• Objective: Transcribe all of the material exactly. Any picture in it should be left out.

»»

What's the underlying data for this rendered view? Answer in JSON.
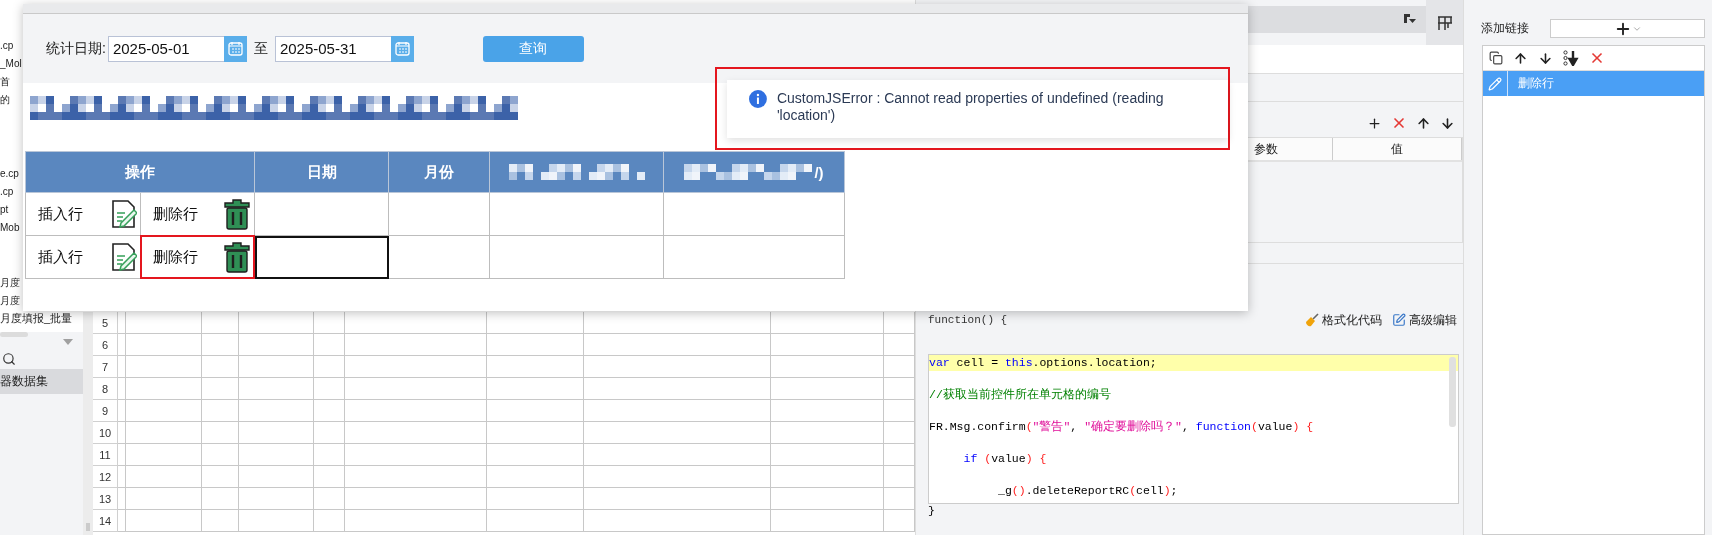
{
  "left_panel": {
    "groups": [
      {
        "items": [
          ".cp",
          "_Mol",
          "首",
          "的"
        ]
      },
      {
        "items": [
          "e.cp",
          ".cp",
          "pt",
          "Mob"
        ]
      },
      {
        "items": [
          "月度",
          "月度"
        ]
      }
    ],
    "tail_item": "月度填报_批量",
    "dataset_item": {
      "label": "器数据集",
      "selected": true
    }
  },
  "sheet": {
    "row_numbers": [
      "5",
      "6",
      "7",
      "8",
      "9",
      "10",
      "11",
      "12",
      "13",
      "14"
    ]
  },
  "param_panel": {
    "columns": [
      "参数",
      "值"
    ]
  },
  "script_panel": {
    "header": "function() {",
    "buttons": [
      "格式化代码",
      "高级编辑"
    ],
    "lines": [
      {
        "highlighted": true,
        "tokens": [
          {
            "kind": "keyword",
            "text": "var"
          },
          {
            "kind": "plain",
            "text": " cell = "
          },
          {
            "kind": "keyword",
            "text": "this"
          },
          {
            "kind": "plain",
            "text": ".options.location;"
          }
        ]
      },
      {
        "highlighted": false,
        "tokens": [
          {
            "kind": "comment",
            "text": "//获取当前控件所在单元格的编号"
          }
        ]
      },
      {
        "highlighted": false,
        "tokens": [
          {
            "kind": "plain",
            "text": "FR.Msg.confirm"
          },
          {
            "kind": "paren",
            "text": "("
          },
          {
            "kind": "string",
            "text": "\"警告\""
          },
          {
            "kind": "plain",
            "text": ", "
          },
          {
            "kind": "string",
            "text": "\"确定要删除吗？\""
          },
          {
            "kind": "plain",
            "text": ", "
          },
          {
            "kind": "keyword",
            "text": "function"
          },
          {
            "kind": "paren",
            "text": "("
          },
          {
            "kind": "plain",
            "text": "value"
          },
          {
            "kind": "paren",
            "text": ")"
          },
          {
            "kind": "paren",
            "text": " {"
          }
        ]
      },
      {
        "highlighted": false,
        "tokens": [
          {
            "kind": "keyword",
            "text": "     if"
          },
          {
            "kind": "paren",
            "text": " ("
          },
          {
            "kind": "plain",
            "text": "value"
          },
          {
            "kind": "paren",
            "text": ")"
          },
          {
            "kind": "paren",
            "text": " {"
          }
        ]
      },
      {
        "highlighted": false,
        "tokens": [
          {
            "kind": "plain",
            "text": "          _g"
          },
          {
            "kind": "paren",
            "text": "()"
          },
          {
            "kind": "plain",
            "text": ".deleteReportRC"
          },
          {
            "kind": "paren",
            "text": "("
          },
          {
            "kind": "plain",
            "text": "cell"
          },
          {
            "kind": "paren",
            "text": ")"
          },
          {
            "kind": "plain",
            "text": ";"
          }
        ]
      }
    ],
    "footer": "}"
  },
  "link_panel": {
    "label": "添加链接",
    "items": [
      {
        "label": "删除行",
        "selected": true
      }
    ]
  },
  "preview": {
    "filter": {
      "label": "统计日期:",
      "start": "2025-05-01",
      "separator": "至",
      "end": "2025-05-31",
      "button": "查询"
    },
    "title": {
      "kind": "pixelated"
    },
    "table": {
      "columns": [
        {
          "kind": "text",
          "label": "操作"
        },
        {
          "kind": "text",
          "label": "日期"
        },
        {
          "kind": "text",
          "label": "月份"
        },
        {
          "kind": "pixelated"
        },
        {
          "kind": "pixelated",
          "label": "/)"
        }
      ],
      "rows": [
        {
          "insert": "插入行",
          "delete": "删除行",
          "delete_flagged": false,
          "date_selected": false
        },
        {
          "insert": "插入行",
          "delete": "删除行",
          "delete_flagged": true,
          "date_selected": true
        }
      ]
    },
    "error_toast": {
      "message": "CustomJSError : Cannot read properties of undefined (reading 'location')",
      "flagged": true
    }
  }
}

««

• Solved problem:
What's the underlying data for this rendered view? Answer in JSON.
{
  "left_panel": {
    "groups": [
      {
        "items": [
          ".cp",
          "_Mol",
          "首",
          "的"
        ]
      },
      {
        "items": [
          "e.cp",
          ".cp",
          "pt",
          "Mob"
        ]
      },
      {
        "items": [
          "月度",
          "月度"
        ]
      }
    ],
    "tail_item": "月度填报_批量",
    "dataset_item": {
      "label": "器数据集",
      "selected": true
    }
  },
  "sheet": {
    "row_numbers": [
      "5",
      "6",
      "7",
      "8",
      "9",
      "10",
      "11",
      "12",
      "13",
      "14"
    ]
  },
  "param_panel": {
    "columns": [
      "参数",
      "值"
    ]
  },
  "script_panel": {
    "header": "function() {",
    "buttons": [
      "格式化代码",
      "高级编辑"
    ],
    "lines": [
      {
        "highlighted": true,
        "tokens": [
          {
            "kind": "keyword",
            "text": "var"
          },
          {
            "kind": "plain",
            "text": " cell = "
          },
          {
            "kind": "keyword",
            "text": "this"
          },
          {
            "kind": "plain",
            "text": ".options.location;"
          }
        ]
      },
      {
        "highlighted": false,
        "tokens": [
          {
            "kind": "comment",
            "text": "//获取当前控件所在单元格的编号"
          }
        ]
      },
      {
        "highlighted": false,
        "tokens": [
          {
            "kind": "plain",
            "text": "FR.Msg.confirm"
          },
          {
            "kind": "paren",
            "text": "("
          },
          {
            "kind": "string",
            "text": "\"警告\""
          },
          {
            "kind": "plain",
            "text": ", "
          },
          {
            "kind": "string",
            "text": "\"确定要删除吗？\""
          },
          {
            "kind": "plain",
            "text": ", "
          },
          {
            "kind": "keyword",
            "text": "function"
          },
          {
            "kind": "paren",
            "text": "("
          },
          {
            "kind": "plain",
            "text": "value"
          },
          {
            "kind": "paren",
            "text": ")"
          },
          {
            "kind": "paren",
            "text": " {"
          }
        ]
      },
      {
        "highlighted": false,
        "tokens": [
          {
            "kind": "keyword",
            "text": "     if"
          },
          {
            "kind": "paren",
            "text": " ("
          },
          {
            "kind": "plain",
            "text": "value"
          },
          {
            "kind": "paren",
            "text": ")"
          },
          {
            "kind": "paren",
            "text": " {"
          }
        ]
      },
      {
        "highlighted": false,
        "tokens": [
          {
            "kind": "plain",
            "text": "          _g"
          },
          {
            "kind": "paren",
            "text": "()"
          },
          {
            "kind": "plain",
            "text": ".deleteReportRC"
          },
          {
            "kind": "paren",
            "text": "("
          },
          {
            "kind": "plain",
            "text": "cell"
          },
          {
            "kind": "paren",
            "text": ")"
          },
          {
            "kind": "plain",
            "text": ";"
          }
        ]
      }
    ],
    "footer": "}"
  },
  "link_panel": {
    "label": "添加链接",
    "items": [
      {
        "label": "删除行",
        "selected": true
      }
    ]
  },
  "preview": {
    "filter": {
      "label": "统计日期:",
      "start": "2025-05-01",
      "separator": "至",
      "end": "2025-05-31",
      "button": "查询"
    },
    "title": {
      "kind": "pixelated"
    },
    "table": {
      "columns": [
        {
          "kind": "text",
          "label": "操作"
        },
        {
          "kind": "text",
          "label": "日期"
        },
        {
          "kind": "text",
          "label": "月份"
        },
        {
          "kind": "pixelated"
        },
        {
          "kind": "pixelated",
          "label": "/)"
        }
      ],
      "rows": [
        {
          "insert": "插入行",
          "delete": "删除行",
          "delete_flagged": false,
          "date_selected": false
        },
        {
          "insert": "插入行",
          "delete": "删除行",
          "delete_flagged": true,
          "date_selected": true
        }
      ]
    },
    "error_toast": {
      "message": "CustomJSError : Cannot read properties of undefined (reading 'location')",
      "flagged": true
    }
  }
}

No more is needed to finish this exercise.